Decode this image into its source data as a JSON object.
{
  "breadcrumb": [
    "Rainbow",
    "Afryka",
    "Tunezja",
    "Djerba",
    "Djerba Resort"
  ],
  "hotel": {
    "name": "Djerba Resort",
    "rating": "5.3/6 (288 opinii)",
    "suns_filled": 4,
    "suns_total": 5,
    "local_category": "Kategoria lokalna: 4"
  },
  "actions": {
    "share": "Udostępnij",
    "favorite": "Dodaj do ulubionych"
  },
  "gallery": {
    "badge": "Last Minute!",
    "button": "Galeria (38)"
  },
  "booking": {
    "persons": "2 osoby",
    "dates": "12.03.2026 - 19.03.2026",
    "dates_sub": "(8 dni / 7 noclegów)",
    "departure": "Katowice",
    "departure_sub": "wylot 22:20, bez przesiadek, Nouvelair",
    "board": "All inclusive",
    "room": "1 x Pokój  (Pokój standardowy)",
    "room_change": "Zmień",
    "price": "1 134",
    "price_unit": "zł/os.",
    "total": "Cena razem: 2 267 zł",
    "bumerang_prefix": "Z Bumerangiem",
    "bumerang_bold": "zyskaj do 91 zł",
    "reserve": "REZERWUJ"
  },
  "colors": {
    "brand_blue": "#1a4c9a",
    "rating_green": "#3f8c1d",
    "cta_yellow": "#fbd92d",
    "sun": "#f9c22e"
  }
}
- - - - -
> Task goal: Working from the material above, retype it in its entirety without change.

> Response to this exercise:
Decode this image into its source data as a JSON object.
{
  "breadcrumb": [
    "Rainbow",
    "Afryka",
    "Tunezja",
    "Djerba",
    "Djerba Resort"
  ],
  "hotel": {
    "name": "Djerba Resort",
    "rating": "5.3/6 (288 opinii)",
    "suns_filled": 4,
    "suns_total": 5,
    "local_category": "Kategoria lokalna: 4"
  },
  "actions": {
    "share": "Udostępnij",
    "favorite": "Dodaj do ulubionych"
  },
  "gallery": {
    "badge": "Last Minute!",
    "button": "Galeria (38)"
  },
  "booking": {
    "persons": "2 osoby",
    "dates": "12.03.2026 - 19.03.2026",
    "dates_sub": "(8 dni / 7 noclegów)",
    "departure": "Katowice",
    "departure_sub": "wylot 22:20, bez przesiadek, Nouvelair",
    "board": "All inclusive",
    "room": "1 x Pokój  (Pokój standardowy)",
    "room_change": "Zmień",
    "price": "1 134",
    "price_unit": "zł/os.",
    "total": "Cena razem: 2 267 zł",
    "bumerang_prefix": "Z Bumerangiem",
    "bumerang_bold": "zyskaj do 91 zł",
    "reserve": "REZERWUJ"
  },
  "colors": {
    "brand_blue": "#1a4c9a",
    "rating_green": "#3f8c1d",
    "cta_yellow": "#fbd92d",
    "sun": "#f9c22e"
  }
}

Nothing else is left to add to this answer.